→ Set problem
Copy each line below in which the string "JSON" occurs.

→ Recorded information
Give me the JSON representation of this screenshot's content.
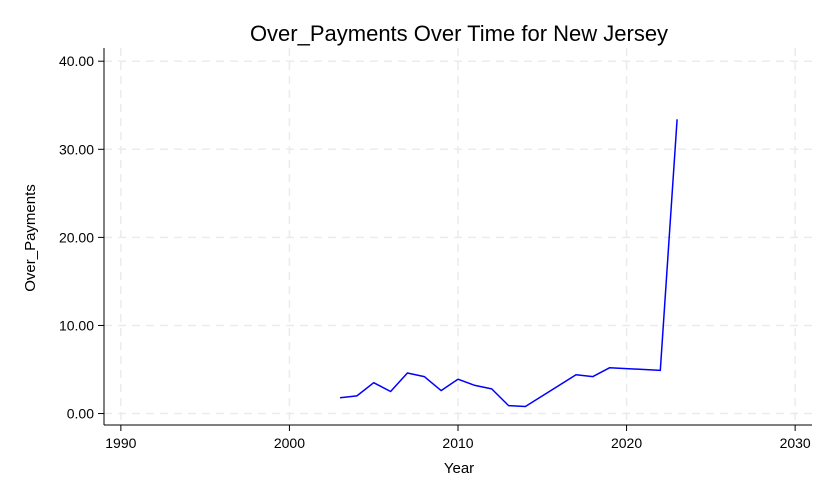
{
  "chart_data": {
    "type": "line",
    "title": "Over_Payments Over Time for New Jersey",
    "xlabel": "Year",
    "ylabel": "Over_Payments",
    "xlim": [
      1989,
      2031
    ],
    "ylim": [
      -1.3,
      41.5
    ],
    "xticks": [
      1990,
      2000,
      2010,
      2020,
      2030
    ],
    "xtick_labels": [
      "1990",
      "2000",
      "2010",
      "2020",
      "2030"
    ],
    "yticks": [
      0,
      10,
      20,
      30,
      40
    ],
    "ytick_labels": [
      "0.00",
      "10.00",
      "20.00",
      "30.00",
      "40.00"
    ],
    "grid": true,
    "legend": "none",
    "series": [
      {
        "color": "#0000ff",
        "x": [
          2003,
          2004,
          2005,
          2006,
          2007,
          2008,
          2009,
          2010,
          2011,
          2012,
          2013,
          2014,
          2017,
          2018,
          2019,
          2022,
          2023
        ],
        "y": [
          1.8,
          2.0,
          3.5,
          2.5,
          4.6,
          4.2,
          2.6,
          3.9,
          3.2,
          2.8,
          0.9,
          0.8,
          4.4,
          4.2,
          5.2,
          4.9,
          33.4
        ]
      }
    ]
  }
}
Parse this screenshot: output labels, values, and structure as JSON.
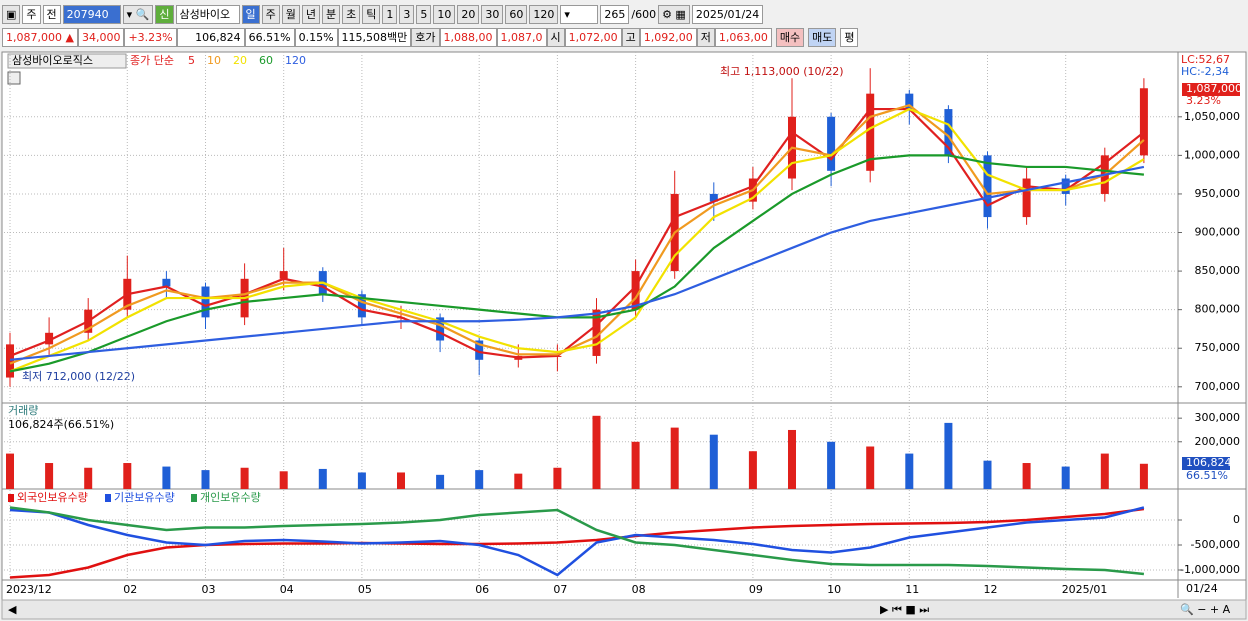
{
  "toolbar": {
    "items": [
      "주",
      "전",
      "207940",
      "신",
      "삼성바이오",
      "일",
      "주",
      "월",
      "년",
      "분",
      "초",
      "틱",
      "1",
      "3",
      "5",
      "10",
      "20",
      "30",
      "60",
      "120",
      "265",
      "/600",
      "2025/01/24"
    ]
  },
  "quote": {
    "items": [
      "1,087,000 ▲",
      "34,000",
      "+3.23%",
      "106,824",
      "66.51%",
      "0.15%",
      "115,508백만",
      "호가",
      "1,088,00",
      "1,087,0",
      "시",
      "1,072,00",
      "고",
      "1,092,00",
      "저",
      "1,063,00",
      "매수",
      "매도",
      "평"
    ]
  },
  "chart_data": [
    {
      "type": "candlestick",
      "stock_name": "삼성바이오로직스",
      "legend_title": "종가 단순",
      "up_color": "#e0201b",
      "down_color": "#1f5fd6",
      "open": [
        712000,
        755000,
        770000,
        800000,
        840000,
        830000,
        790000,
        840000,
        850000,
        820000,
        790000,
        790000,
        760000,
        735000,
        740000,
        740000,
        800000,
        850000,
        950000,
        940000,
        970000,
        1050000,
        980000,
        1080000,
        1060000,
        1000000,
        920000,
        970000,
        950000,
        1000000
      ],
      "high": [
        770000,
        790000,
        815000,
        870000,
        850000,
        835000,
        860000,
        880000,
        855000,
        825000,
        805000,
        795000,
        765000,
        755000,
        755000,
        815000,
        865000,
        980000,
        965000,
        985000,
        1100000,
        1055000,
        1113000,
        1085000,
        1065000,
        1005000,
        985000,
        975000,
        1010000,
        1100000
      ],
      "low": [
        700000,
        740000,
        760000,
        790000,
        815000,
        775000,
        780000,
        825000,
        810000,
        780000,
        775000,
        745000,
        715000,
        725000,
        720000,
        730000,
        790000,
        840000,
        915000,
        930000,
        955000,
        960000,
        965000,
        1040000,
        990000,
        905000,
        910000,
        935000,
        940000,
        990000
      ],
      "close": [
        755000,
        770000,
        800000,
        840000,
        830000,
        790000,
        840000,
        850000,
        820000,
        790000,
        790000,
        760000,
        735000,
        740000,
        740000,
        800000,
        850000,
        950000,
        940000,
        970000,
        1050000,
        980000,
        1080000,
        1060000,
        1000000,
        920000,
        970000,
        950000,
        1000000,
        1087000
      ],
      "series": [
        {
          "name": "5",
          "color": "#e02020",
          "values": [
            740000,
            760000,
            785000,
            820000,
            830000,
            805000,
            820000,
            840000,
            830000,
            800000,
            790000,
            770000,
            745000,
            738000,
            740000,
            780000,
            830000,
            920000,
            940000,
            960000,
            1030000,
            995000,
            1060000,
            1060000,
            1010000,
            935000,
            960000,
            955000,
            990000,
            1030000
          ]
        },
        {
          "name": "10",
          "color": "#f09a20",
          "values": [
            730000,
            750000,
            775000,
            805000,
            825000,
            815000,
            820000,
            835000,
            835000,
            810000,
            795000,
            780000,
            755000,
            742000,
            742000,
            765000,
            815000,
            900000,
            935000,
            955000,
            1010000,
            1000000,
            1050000,
            1065000,
            1025000,
            950000,
            955000,
            955000,
            975000,
            1020000
          ]
        },
        {
          "name": "20",
          "color": "#f2e200",
          "values": [
            720000,
            740000,
            760000,
            790000,
            815000,
            815000,
            815000,
            830000,
            835000,
            815000,
            800000,
            785000,
            765000,
            750000,
            745000,
            755000,
            790000,
            870000,
            920000,
            945000,
            990000,
            1000000,
            1035000,
            1060000,
            1040000,
            975000,
            955000,
            955000,
            965000,
            995000
          ]
        },
        {
          "name": "60",
          "color": "#1a9a2a",
          "values": [
            720000,
            730000,
            745000,
            765000,
            785000,
            800000,
            810000,
            815000,
            820000,
            815000,
            810000,
            805000,
            800000,
            795000,
            790000,
            790000,
            800000,
            830000,
            880000,
            915000,
            950000,
            975000,
            995000,
            1000000,
            1000000,
            990000,
            985000,
            985000,
            980000,
            975000
          ]
        },
        {
          "name": "120",
          "color": "#2e5ee0",
          "values": [
            735000,
            740000,
            745000,
            750000,
            755000,
            760000,
            765000,
            770000,
            775000,
            780000,
            785000,
            785000,
            785000,
            787000,
            790000,
            795000,
            805000,
            820000,
            840000,
            860000,
            880000,
            900000,
            915000,
            925000,
            935000,
            945000,
            955000,
            965000,
            975000,
            985000
          ]
        }
      ],
      "ylim": [
        679000,
        1134000
      ],
      "yticks": [
        {
          "value": 700000,
          "label": "700,000"
        },
        {
          "value": 750000,
          "label": "750,000"
        },
        {
          "value": 800000,
          "label": "800,000"
        },
        {
          "value": 850000,
          "label": "850,000"
        },
        {
          "value": 900000,
          "label": "900,000"
        },
        {
          "value": 950000,
          "label": "950,000"
        },
        {
          "value": 1000000,
          "label": "1,000,000"
        },
        {
          "value": 1050000,
          "label": "1,050,000"
        }
      ],
      "grid": true,
      "high_annotation": "최고 1,113,000 (10/22)",
      "low_annotation": "최저 712,000 (12/22)",
      "lc_label": "LC:52,67",
      "hc_label": "HC:-2,34",
      "last_price_label": "1,087,000",
      "change_label": "3.23%"
    },
    {
      "type": "bar",
      "title": "거래량",
      "subtitle": "106,824주(66.51%)",
      "values": [
        150000,
        110000,
        90000,
        110000,
        95000,
        80000,
        90000,
        75000,
        85000,
        70000,
        70000,
        60000,
        80000,
        65000,
        90000,
        310000,
        200000,
        260000,
        230000,
        160000,
        250000,
        200000,
        180000,
        150000,
        280000,
        120000,
        110000,
        95000,
        150000,
        106824
      ],
      "ylim": [
        0,
        360000
      ],
      "yticks": [
        {
          "value": 200000,
          "label": "200,000"
        },
        {
          "value": 300000,
          "label": "300,000"
        }
      ],
      "last_volume_label": "106,824",
      "ratio_label": "66.51%"
    },
    {
      "type": "line",
      "categories": [
        "2023/12",
        null,
        null,
        "02",
        null,
        "03",
        null,
        "04",
        null,
        "05",
        null,
        null,
        "06",
        null,
        "07",
        null,
        "08",
        null,
        null,
        "09",
        null,
        "10",
        null,
        "11",
        null,
        "12",
        null,
        "2025/01",
        null,
        null
      ],
      "end_label": "01/24",
      "series": [
        {
          "name": "외국인보유수량",
          "color": "#e01010",
          "values": [
            -1150000,
            -1100000,
            -950000,
            -700000,
            -550000,
            -500000,
            -480000,
            -470000,
            -470000,
            -460000,
            -470000,
            -480000,
            -480000,
            -470000,
            -450000,
            -400000,
            -320000,
            -250000,
            -200000,
            -150000,
            -120000,
            -100000,
            -80000,
            -70000,
            -60000,
            -40000,
            0,
            60000,
            120000,
            220000
          ]
        },
        {
          "name": "기관보유수량",
          "color": "#2050e0",
          "values": [
            200000,
            150000,
            -100000,
            -300000,
            -450000,
            -500000,
            -420000,
            -400000,
            -430000,
            -470000,
            -450000,
            -420000,
            -500000,
            -700000,
            -1100000,
            -450000,
            -300000,
            -350000,
            -400000,
            -480000,
            -600000,
            -650000,
            -550000,
            -350000,
            -250000,
            -150000,
            -50000,
            0,
            50000,
            250000
          ]
        },
        {
          "name": "개인보유수량",
          "color": "#2a9a4a",
          "values": [
            250000,
            150000,
            0,
            -100000,
            -200000,
            -150000,
            -150000,
            -120000,
            -100000,
            -80000,
            -50000,
            0,
            100000,
            150000,
            200000,
            -200000,
            -450000,
            -500000,
            -600000,
            -700000,
            -800000,
            -880000,
            -900000,
            -900000,
            -900000,
            -920000,
            -950000,
            -980000,
            -1000000,
            -1080000
          ]
        }
      ],
      "ylim": [
        -1200000,
        600000
      ],
      "yticks": [
        {
          "value": -1000000,
          "label": "-1,000,000"
        },
        {
          "value": -500000,
          "label": "-500,000"
        },
        0
      ]
    }
  ]
}
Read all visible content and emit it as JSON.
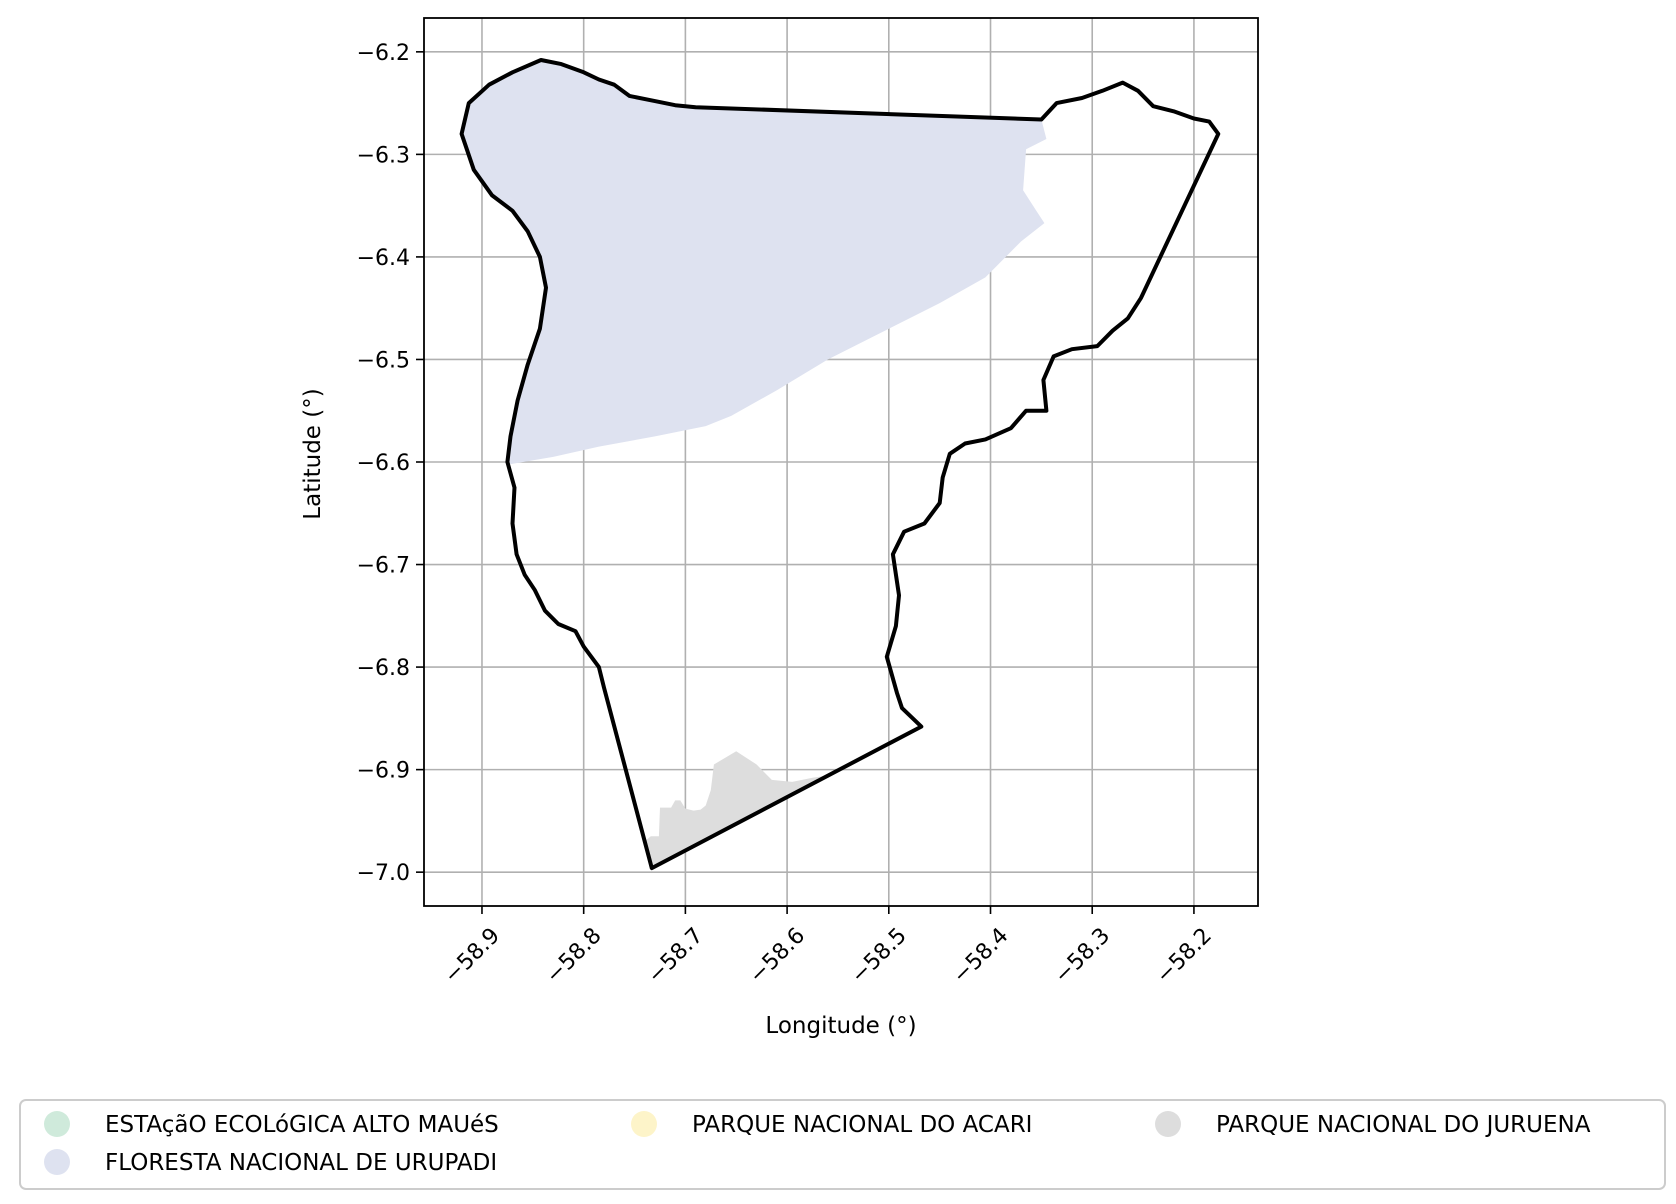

→ Solution to this task
Give me the JSON representation of this screenshot's content.
Parse this screenshot: output labels, values, and structure as JSON.
Read all visible content and emit it as JSON.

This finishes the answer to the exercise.